= Task directions =
Copy out every line exactly, passing over the pictures.

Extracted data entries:
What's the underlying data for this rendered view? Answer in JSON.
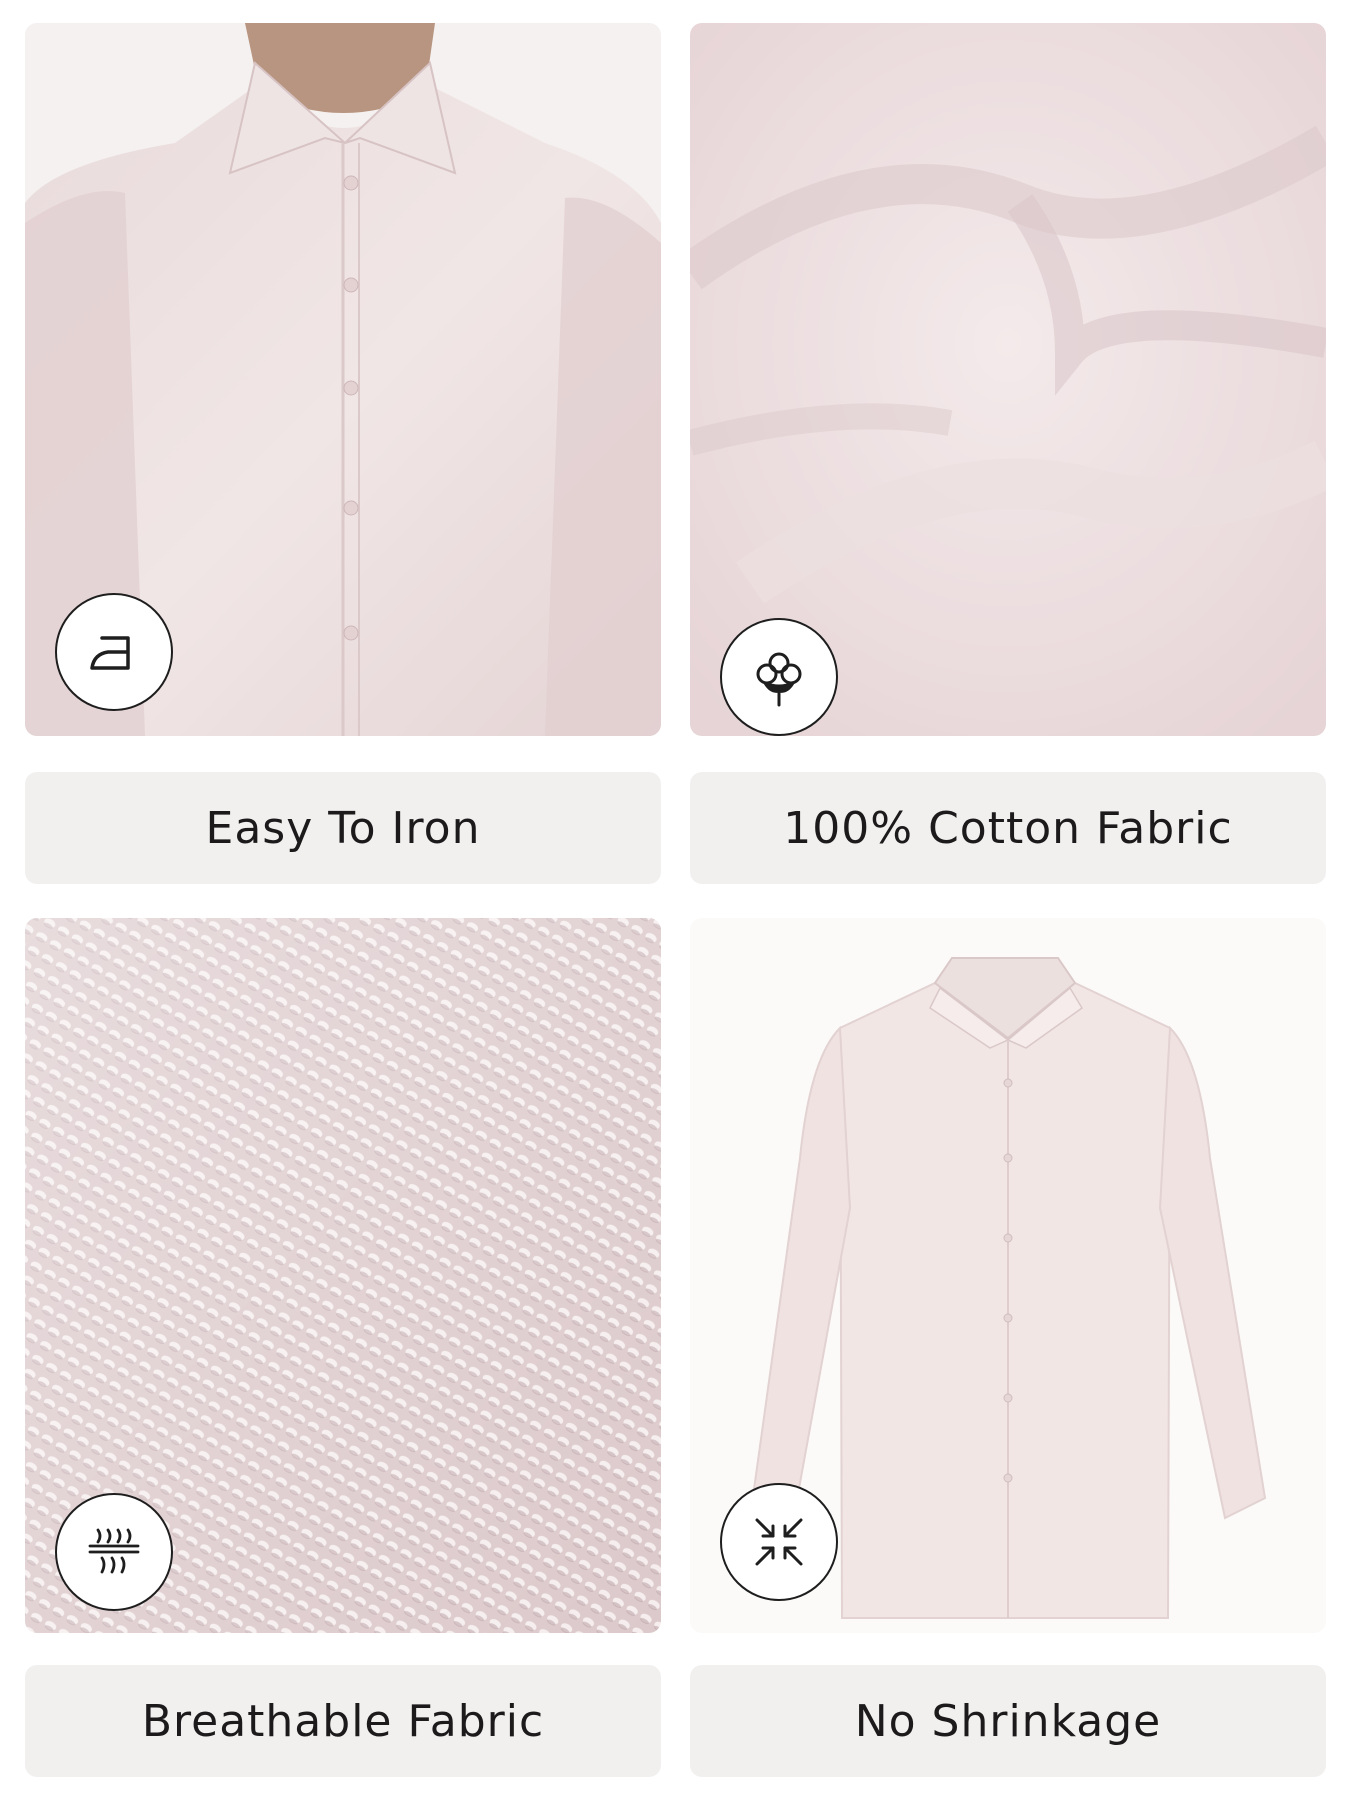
{
  "features": [
    {
      "label": "Easy To Iron",
      "icon": "iron-icon"
    },
    {
      "label": "100% Cotton Fabric",
      "icon": "cotton-flower-icon"
    },
    {
      "label": "Breathable Fabric",
      "icon": "breathable-fabric-icon"
    },
    {
      "label": "No Shrinkage",
      "icon": "no-shrinkage-icon"
    }
  ],
  "colors": {
    "shirt_pink": "#ecdcdc",
    "label_background": "#f2f0ef",
    "text": "#1c1a1a"
  }
}
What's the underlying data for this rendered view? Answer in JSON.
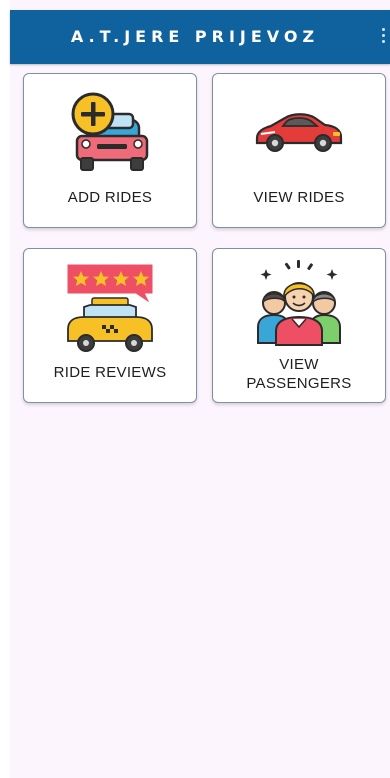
{
  "app_bar": {
    "title": "A.T.JERE PRIJEVOZ",
    "overflow_icon": "more-vertical-icon",
    "background_color": "#10629f"
  },
  "tiles": [
    {
      "label": "ADD RIDES",
      "icon": "add-car-icon"
    },
    {
      "label": "VIEW RIDES",
      "icon": "red-sports-car-icon"
    },
    {
      "label": "RIDE REVIEWS",
      "icon": "taxi-star-rating-icon"
    },
    {
      "label": "VIEW\nPASSENGERS",
      "icon": "passengers-group-icon"
    }
  ],
  "colors": {
    "content_background": "#fdf5fd",
    "tile_border": "#7f8fa8"
  }
}
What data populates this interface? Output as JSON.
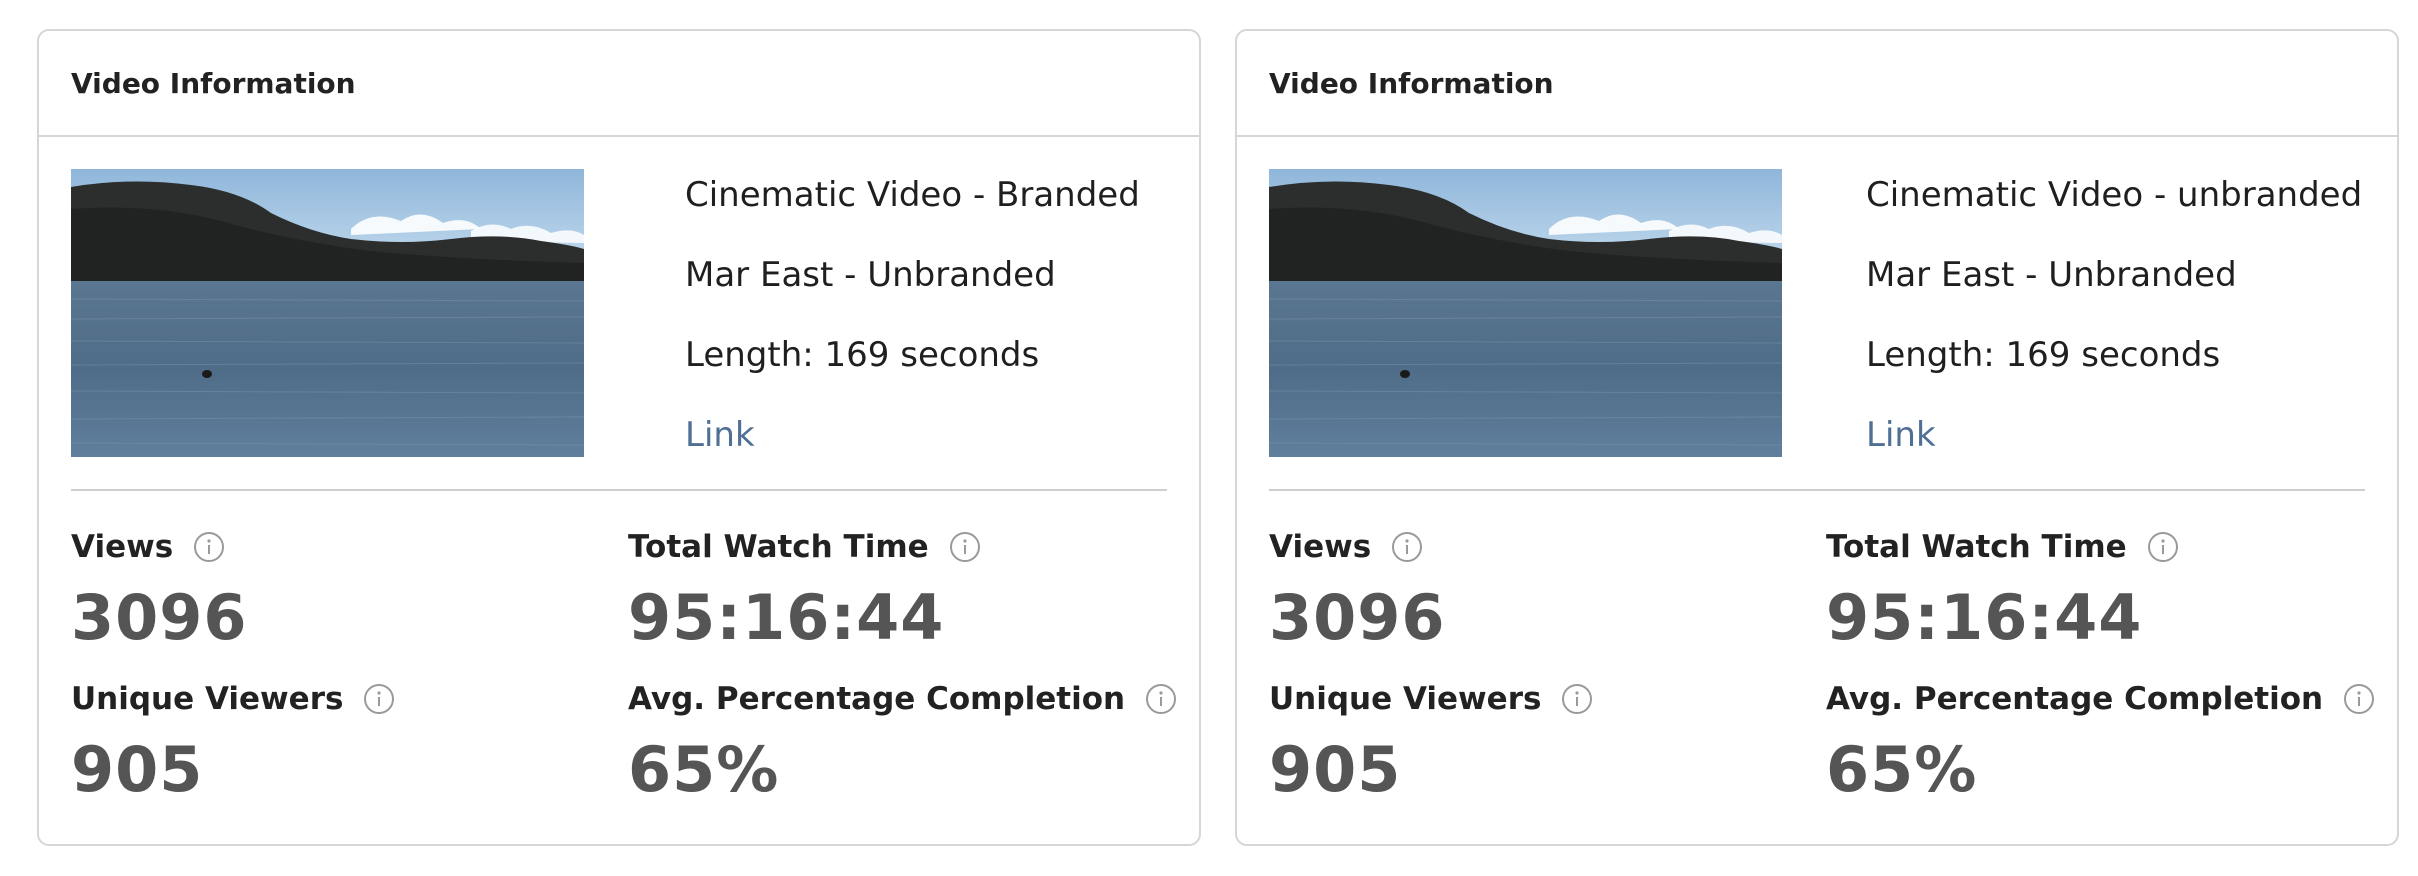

= Task result =
What's the underlying data for this rendered view? Answer in JSON.
{
  "features": [
    {
      "label": "Easy To Iron",
      "icon": "iron-icon"
    },
    {
      "label": "100% Cotton Fabric",
      "icon": "cotton-flower-icon"
    },
    {
      "label": "Breathable Fabric",
      "icon": "breathable-fabric-icon"
    },
    {
      "label": "No Shrinkage",
      "icon": "no-shrinkage-icon"
    }
  ],
  "colors": {
    "shirt_pink": "#ecdcdc",
    "label_background": "#f2f0ef",
    "text": "#1c1a1a"
  }
}
What's the underlying data for this rendered view? Answer in JSON.
{
  "app_bar": {
    "title": "A.T.JERE PRIJEVOZ",
    "overflow_icon": "more-vertical-icon",
    "background_color": "#10629f"
  },
  "tiles": [
    {
      "label": "ADD RIDES",
      "icon": "add-car-icon"
    },
    {
      "label": "VIEW RIDES",
      "icon": "red-sports-car-icon"
    },
    {
      "label": "RIDE REVIEWS",
      "icon": "taxi-star-rating-icon"
    },
    {
      "label": "VIEW\nPASSENGERS",
      "icon": "passengers-group-icon"
    }
  ],
  "colors": {
    "content_background": "#fdf5fd",
    "tile_border": "#7f8fa8"
  }
}
What data populates this interface? Output as JSON.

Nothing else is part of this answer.